_What the exercise asks_. Exact copies of all the records below should be returned.
---
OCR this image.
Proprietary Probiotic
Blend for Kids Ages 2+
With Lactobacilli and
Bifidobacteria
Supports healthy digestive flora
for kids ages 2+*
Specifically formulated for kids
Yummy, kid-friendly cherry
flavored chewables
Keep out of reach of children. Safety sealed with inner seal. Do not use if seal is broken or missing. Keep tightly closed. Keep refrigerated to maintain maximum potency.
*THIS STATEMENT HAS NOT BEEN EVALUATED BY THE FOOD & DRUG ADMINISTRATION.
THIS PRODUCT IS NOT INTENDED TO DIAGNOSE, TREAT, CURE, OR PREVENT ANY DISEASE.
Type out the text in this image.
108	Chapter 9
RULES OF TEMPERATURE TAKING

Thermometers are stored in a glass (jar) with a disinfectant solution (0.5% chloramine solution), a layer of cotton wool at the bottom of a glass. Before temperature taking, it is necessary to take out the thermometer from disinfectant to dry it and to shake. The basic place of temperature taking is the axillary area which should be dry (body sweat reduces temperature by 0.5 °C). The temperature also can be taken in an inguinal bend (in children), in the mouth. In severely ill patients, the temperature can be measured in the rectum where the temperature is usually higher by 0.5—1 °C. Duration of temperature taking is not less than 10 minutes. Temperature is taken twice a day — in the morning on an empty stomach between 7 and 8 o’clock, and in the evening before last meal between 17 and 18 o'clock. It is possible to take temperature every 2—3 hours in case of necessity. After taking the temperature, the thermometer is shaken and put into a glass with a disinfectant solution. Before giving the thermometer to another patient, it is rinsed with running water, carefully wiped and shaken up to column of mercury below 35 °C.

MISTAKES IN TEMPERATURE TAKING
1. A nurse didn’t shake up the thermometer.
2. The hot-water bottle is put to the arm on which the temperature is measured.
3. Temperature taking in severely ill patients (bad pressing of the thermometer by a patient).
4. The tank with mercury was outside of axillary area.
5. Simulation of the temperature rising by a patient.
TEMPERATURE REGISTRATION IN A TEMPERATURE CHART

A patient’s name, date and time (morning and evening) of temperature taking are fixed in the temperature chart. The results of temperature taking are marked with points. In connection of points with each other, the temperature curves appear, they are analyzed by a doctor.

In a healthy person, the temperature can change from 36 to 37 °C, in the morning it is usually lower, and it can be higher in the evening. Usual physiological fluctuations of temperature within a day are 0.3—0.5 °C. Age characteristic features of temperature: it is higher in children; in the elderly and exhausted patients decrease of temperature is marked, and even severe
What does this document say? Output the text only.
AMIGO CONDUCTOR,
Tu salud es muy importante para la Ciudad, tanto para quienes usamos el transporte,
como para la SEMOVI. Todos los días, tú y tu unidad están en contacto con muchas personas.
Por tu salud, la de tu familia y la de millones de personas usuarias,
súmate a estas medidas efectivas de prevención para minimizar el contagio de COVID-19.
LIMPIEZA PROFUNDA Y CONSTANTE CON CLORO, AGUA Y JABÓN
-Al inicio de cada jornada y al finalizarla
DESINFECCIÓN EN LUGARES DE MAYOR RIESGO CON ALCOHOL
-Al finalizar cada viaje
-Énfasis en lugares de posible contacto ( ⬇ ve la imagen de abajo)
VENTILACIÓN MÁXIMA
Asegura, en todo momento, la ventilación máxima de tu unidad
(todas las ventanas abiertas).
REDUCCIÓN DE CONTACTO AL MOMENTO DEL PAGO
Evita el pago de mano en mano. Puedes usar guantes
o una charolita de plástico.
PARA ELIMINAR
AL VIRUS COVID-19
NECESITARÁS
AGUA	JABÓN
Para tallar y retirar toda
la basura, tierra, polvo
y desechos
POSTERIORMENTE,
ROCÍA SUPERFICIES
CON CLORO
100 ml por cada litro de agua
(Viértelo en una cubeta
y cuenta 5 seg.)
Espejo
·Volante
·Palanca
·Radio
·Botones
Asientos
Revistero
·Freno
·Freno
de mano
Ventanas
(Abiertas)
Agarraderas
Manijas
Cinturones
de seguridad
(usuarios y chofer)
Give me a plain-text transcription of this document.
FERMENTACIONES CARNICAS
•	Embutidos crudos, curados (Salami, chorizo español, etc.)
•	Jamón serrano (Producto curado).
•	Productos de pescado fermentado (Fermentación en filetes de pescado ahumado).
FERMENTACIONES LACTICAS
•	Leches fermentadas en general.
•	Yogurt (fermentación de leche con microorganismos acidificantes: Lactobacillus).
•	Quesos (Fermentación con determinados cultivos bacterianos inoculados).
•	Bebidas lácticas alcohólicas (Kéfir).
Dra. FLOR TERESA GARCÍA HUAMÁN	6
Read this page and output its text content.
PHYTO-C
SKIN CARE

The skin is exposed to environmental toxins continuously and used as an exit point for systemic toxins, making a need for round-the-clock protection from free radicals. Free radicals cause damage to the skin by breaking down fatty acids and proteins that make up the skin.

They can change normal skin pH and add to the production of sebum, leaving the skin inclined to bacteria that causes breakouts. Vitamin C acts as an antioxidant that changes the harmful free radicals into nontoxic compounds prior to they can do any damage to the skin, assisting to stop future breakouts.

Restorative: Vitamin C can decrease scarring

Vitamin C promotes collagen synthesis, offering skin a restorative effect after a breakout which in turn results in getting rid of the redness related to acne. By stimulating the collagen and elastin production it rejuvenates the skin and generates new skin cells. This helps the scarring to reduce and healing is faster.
---
_Worked solution_.
OCR this image.
Proprietary Probiotic
Blend for Kids Ages 2+
With Lactobacilli and
Bifidobacteria
Supports healthy digestive flora
for kids ages 2+*
Specifically formulated for kids
Yummy, kid-friendly cherry
flavored chewables
Keep out of reach of children. Safety sealed with inner seal. Do not use if seal is broken or missing. Keep tightly closed. Keep refrigerated to maintain maximum potency.
*THIS STATEMENT HAS NOT BEEN EVALUATED BY THE FOOD & DRUG ADMINISTRATION.
THIS PRODUCT IS NOT INTENDED TO DIAGNOSE, TREAT, CURE, OR PREVENT ANY DISEASE.
Type out the text in this image.
108	Chapter 9
RULES OF TEMPERATURE TAKING

Thermometers are stored in a glass (jar) with a disinfectant solution (0.5% chloramine solution), a layer of cotton wool at the bottom of a glass. Before temperature taking, it is necessary to take out the thermometer from disinfectant to dry it and to shake. The basic place of temperature taking is the axillary area which should be dry (body sweat reduces temperature by 0.5 °C). The temperature also can be taken in an inguinal bend (in children), in the mouth. In severely ill patients, the temperature can be measured in the rectum where the temperature is usually higher by 0.5—1 °C. Duration of temperature taking is not less than 10 minutes. Temperature is taken twice a day — in the morning on an empty stomach between 7 and 8 o’clock, and in the evening before last meal between 17 and 18 o'clock. It is possible to take temperature every 2—3 hours in case of necessity. After taking the temperature, the thermometer is shaken and put into a glass with a disinfectant solution. Before giving the thermometer to another patient, it is rinsed with running water, carefully wiped and shaken up to column of mercury below 35 °C.

MISTAKES IN TEMPERATURE TAKING
1. A nurse didn’t shake up the thermometer.
2. The hot-water bottle is put to the arm on which the temperature is measured.
3. Temperature taking in severely ill patients (bad pressing of the thermometer by a patient).
4. The tank with mercury was outside of axillary area.
5. Simulation of the temperature rising by a patient.
TEMPERATURE REGISTRATION IN A TEMPERATURE CHART

A patient’s name, date and time (morning and evening) of temperature taking are fixed in the temperature chart. The results of temperature taking are marked with points. In connection of points with each other, the temperature curves appear, they are analyzed by a doctor.

In a healthy person, the temperature can change from 36 to 37 °C, in the morning it is usually lower, and it can be higher in the evening. Usual physiological fluctuations of temperature within a day are 0.3—0.5 °C. Age characteristic features of temperature: it is higher in children; in the elderly and exhausted patients decrease of temperature is marked, and even severe
What does this document say? Output the text only.
AMIGO CONDUCTOR,
Tu salud es muy importante para la Ciudad, tanto para quienes usamos el transporte,
como para la SEMOVI. Todos los días, tú y tu unidad están en contacto con muchas personas.
Por tu salud, la de tu familia y la de millones de personas usuarias,
súmate a estas medidas efectivas de prevención para minimizar el contagio de COVID-19.
LIMPIEZA PROFUNDA Y CONSTANTE CON CLORO, AGUA Y JABÓN
-Al inicio de cada jornada y al finalizarla
DESINFECCIÓN EN LUGARES DE MAYOR RIESGO CON ALCOHOL
-Al finalizar cada viaje
-Énfasis en lugares de posible contacto ( ⬇ ve la imagen de abajo)
VENTILACIÓN MÁXIMA
Asegura, en todo momento, la ventilación máxima de tu unidad
(todas las ventanas abiertas).
REDUCCIÓN DE CONTACTO AL MOMENTO DEL PAGO
Evita el pago de mano en mano. Puedes usar guantes
o una charolita de plástico.
PARA ELIMINAR
AL VIRUS COVID-19
NECESITARÁS
AGUA	JABÓN
Para tallar y retirar toda
la basura, tierra, polvo
y desechos
POSTERIORMENTE,
ROCÍA SUPERFICIES
CON CLORO
100 ml por cada litro de agua
(Viértelo en una cubeta
y cuenta 5 seg.)
Espejo
·Volante
·Palanca
·Radio
·Botones
Asientos
Revistero
·Freno
·Freno
de mano
Ventanas
(Abiertas)
Agarraderas
Manijas
Cinturones
de seguridad
(usuarios y chofer)
Give me a plain-text transcription of this document.
FERMENTACIONES CARNICAS
•	Embutidos crudos, curados (Salami, chorizo español, etc.)
•	Jamón serrano (Producto curado).
•	Productos de pescado fermentado (Fermentación en filetes de pescado ahumado).
FERMENTACIONES LACTICAS
•	Leches fermentadas en general.
•	Yogurt (fermentación de leche con microorganismos acidificantes: Lactobacillus).
•	Quesos (Fermentación con determinados cultivos bacterianos inoculados).
•	Bebidas lácticas alcohólicas (Kéfir).
Dra. FLOR TERESA GARCÍA HUAMÁN	6
Read this page and output its text content.
PHYTO-C
SKIN CARE

The skin is exposed to environmental toxins continuously and used as an exit point for systemic toxins, making a need for round-the-clock protection from free radicals. Free radicals cause damage to the skin by breaking down fatty acids and proteins that make up the skin.

They can change normal skin pH and add to the production of sebum, leaving the skin inclined to bacteria that causes breakouts. Vitamin C acts as an antioxidant that changes the harmful free radicals into nontoxic compounds prior to they can do any damage to the skin, assisting to stop future breakouts.

Restorative: Vitamin C can decrease scarring

Vitamin C promotes collagen synthesis, offering skin a restorative effect after a breakout which in turn results in getting rid of the redness related to acne. By stimulating the collagen and elastin production it rejuvenates the skin and generates new skin cells. This helps the scarring to reduce and healing is faster.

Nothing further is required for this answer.